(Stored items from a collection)
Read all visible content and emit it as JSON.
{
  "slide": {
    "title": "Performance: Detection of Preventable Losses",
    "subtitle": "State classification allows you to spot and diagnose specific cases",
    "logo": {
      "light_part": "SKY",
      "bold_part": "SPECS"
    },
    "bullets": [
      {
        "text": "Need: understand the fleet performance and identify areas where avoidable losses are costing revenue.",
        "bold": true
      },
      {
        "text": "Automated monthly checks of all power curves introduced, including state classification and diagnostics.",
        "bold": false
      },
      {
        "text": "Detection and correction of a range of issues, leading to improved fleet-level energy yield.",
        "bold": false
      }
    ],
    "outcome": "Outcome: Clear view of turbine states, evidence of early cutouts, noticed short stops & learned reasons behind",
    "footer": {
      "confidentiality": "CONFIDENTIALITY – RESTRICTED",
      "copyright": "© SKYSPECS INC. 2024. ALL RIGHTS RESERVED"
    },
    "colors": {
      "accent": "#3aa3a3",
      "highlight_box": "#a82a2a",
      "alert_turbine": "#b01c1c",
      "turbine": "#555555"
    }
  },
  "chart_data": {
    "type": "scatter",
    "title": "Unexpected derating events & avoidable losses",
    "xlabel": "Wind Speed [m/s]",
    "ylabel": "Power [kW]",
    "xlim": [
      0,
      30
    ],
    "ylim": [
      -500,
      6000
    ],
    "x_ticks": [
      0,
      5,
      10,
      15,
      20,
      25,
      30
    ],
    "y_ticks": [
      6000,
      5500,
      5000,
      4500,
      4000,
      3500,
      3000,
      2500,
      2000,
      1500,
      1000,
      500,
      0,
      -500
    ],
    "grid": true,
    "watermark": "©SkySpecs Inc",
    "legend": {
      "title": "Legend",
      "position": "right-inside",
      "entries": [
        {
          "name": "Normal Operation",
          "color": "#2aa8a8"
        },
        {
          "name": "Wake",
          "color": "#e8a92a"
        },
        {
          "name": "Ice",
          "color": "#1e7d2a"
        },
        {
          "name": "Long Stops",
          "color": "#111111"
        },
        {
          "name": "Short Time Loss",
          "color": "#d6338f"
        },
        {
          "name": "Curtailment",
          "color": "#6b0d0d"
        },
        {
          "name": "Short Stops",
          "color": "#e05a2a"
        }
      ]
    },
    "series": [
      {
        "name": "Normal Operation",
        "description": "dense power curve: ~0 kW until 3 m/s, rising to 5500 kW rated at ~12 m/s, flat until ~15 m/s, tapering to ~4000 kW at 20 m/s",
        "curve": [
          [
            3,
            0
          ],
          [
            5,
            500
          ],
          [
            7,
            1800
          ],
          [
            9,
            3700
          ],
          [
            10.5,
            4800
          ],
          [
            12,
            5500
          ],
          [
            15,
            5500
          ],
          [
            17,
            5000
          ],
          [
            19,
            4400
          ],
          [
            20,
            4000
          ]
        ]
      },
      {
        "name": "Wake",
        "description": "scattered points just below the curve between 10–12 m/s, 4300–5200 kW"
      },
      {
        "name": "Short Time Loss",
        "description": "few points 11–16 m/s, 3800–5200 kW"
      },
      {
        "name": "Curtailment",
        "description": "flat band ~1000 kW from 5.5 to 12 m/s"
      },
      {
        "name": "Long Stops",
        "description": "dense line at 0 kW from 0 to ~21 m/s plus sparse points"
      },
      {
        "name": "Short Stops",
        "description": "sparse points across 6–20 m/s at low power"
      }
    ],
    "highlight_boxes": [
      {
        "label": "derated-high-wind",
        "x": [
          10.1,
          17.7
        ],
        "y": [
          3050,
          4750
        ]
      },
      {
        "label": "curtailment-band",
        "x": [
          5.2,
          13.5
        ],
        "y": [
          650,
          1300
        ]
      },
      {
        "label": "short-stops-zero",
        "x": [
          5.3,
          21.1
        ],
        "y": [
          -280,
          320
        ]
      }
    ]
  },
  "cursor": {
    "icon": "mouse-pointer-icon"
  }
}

_What to do_. Repeat the material in full, exactly as it stands.

_The completed task_.
Read all visible content and emit it as JSON.
{
  "slide": {
    "title": "Performance: Detection of Preventable Losses",
    "subtitle": "State classification allows you to spot and diagnose specific cases",
    "logo": {
      "light_part": "SKY",
      "bold_part": "SPECS"
    },
    "bullets": [
      {
        "text": "Need: understand the fleet performance and identify areas where avoidable losses are costing revenue.",
        "bold": true
      },
      {
        "text": "Automated monthly checks of all power curves introduced, including state classification and diagnostics.",
        "bold": false
      },
      {
        "text": "Detection and correction of a range of issues, leading to improved fleet-level energy yield.",
        "bold": false
      }
    ],
    "outcome": "Outcome: Clear view of turbine states, evidence of early cutouts, noticed short stops & learned reasons behind",
    "footer": {
      "confidentiality": "CONFIDENTIALITY – RESTRICTED",
      "copyright": "© SKYSPECS INC. 2024. ALL RIGHTS RESERVED"
    },
    "colors": {
      "accent": "#3aa3a3",
      "highlight_box": "#a82a2a",
      "alert_turbine": "#b01c1c",
      "turbine": "#555555"
    }
  },
  "chart_data": {
    "type": "scatter",
    "title": "Unexpected derating events & avoidable losses",
    "xlabel": "Wind Speed [m/s]",
    "ylabel": "Power [kW]",
    "xlim": [
      0,
      30
    ],
    "ylim": [
      -500,
      6000
    ],
    "x_ticks": [
      0,
      5,
      10,
      15,
      20,
      25,
      30
    ],
    "y_ticks": [
      6000,
      5500,
      5000,
      4500,
      4000,
      3500,
      3000,
      2500,
      2000,
      1500,
      1000,
      500,
      0,
      -500
    ],
    "grid": true,
    "watermark": "©SkySpecs Inc",
    "legend": {
      "title": "Legend",
      "position": "right-inside",
      "entries": [
        {
          "name": "Normal Operation",
          "color": "#2aa8a8"
        },
        {
          "name": "Wake",
          "color": "#e8a92a"
        },
        {
          "name": "Ice",
          "color": "#1e7d2a"
        },
        {
          "name": "Long Stops",
          "color": "#111111"
        },
        {
          "name": "Short Time Loss",
          "color": "#d6338f"
        },
        {
          "name": "Curtailment",
          "color": "#6b0d0d"
        },
        {
          "name": "Short Stops",
          "color": "#e05a2a"
        }
      ]
    },
    "series": [
      {
        "name": "Normal Operation",
        "description": "dense power curve: ~0 kW until 3 m/s, rising to 5500 kW rated at ~12 m/s, flat until ~15 m/s, tapering to ~4000 kW at 20 m/s",
        "curve": [
          [
            3,
            0
          ],
          [
            5,
            500
          ],
          [
            7,
            1800
          ],
          [
            9,
            3700
          ],
          [
            10.5,
            4800
          ],
          [
            12,
            5500
          ],
          [
            15,
            5500
          ],
          [
            17,
            5000
          ],
          [
            19,
            4400
          ],
          [
            20,
            4000
          ]
        ]
      },
      {
        "name": "Wake",
        "description": "scattered points just below the curve between 10–12 m/s, 4300–5200 kW"
      },
      {
        "name": "Short Time Loss",
        "description": "few points 11–16 m/s, 3800–5200 kW"
      },
      {
        "name": "Curtailment",
        "description": "flat band ~1000 kW from 5.5 to 12 m/s"
      },
      {
        "name": "Long Stops",
        "description": "dense line at 0 kW from 0 to ~21 m/s plus sparse points"
      },
      {
        "name": "Short Stops",
        "description": "sparse points across 6–20 m/s at low power"
      }
    ],
    "highlight_boxes": [
      {
        "label": "derated-high-wind",
        "x": [
          10.1,
          17.7
        ],
        "y": [
          3050,
          4750
        ]
      },
      {
        "label": "curtailment-band",
        "x": [
          5.2,
          13.5
        ],
        "y": [
          650,
          1300
        ]
      },
      {
        "label": "short-stops-zero",
        "x": [
          5.3,
          21.1
        ],
        "y": [
          -280,
          320
        ]
      }
    ]
  },
  "cursor": {
    "icon": "mouse-pointer-icon"
  }
}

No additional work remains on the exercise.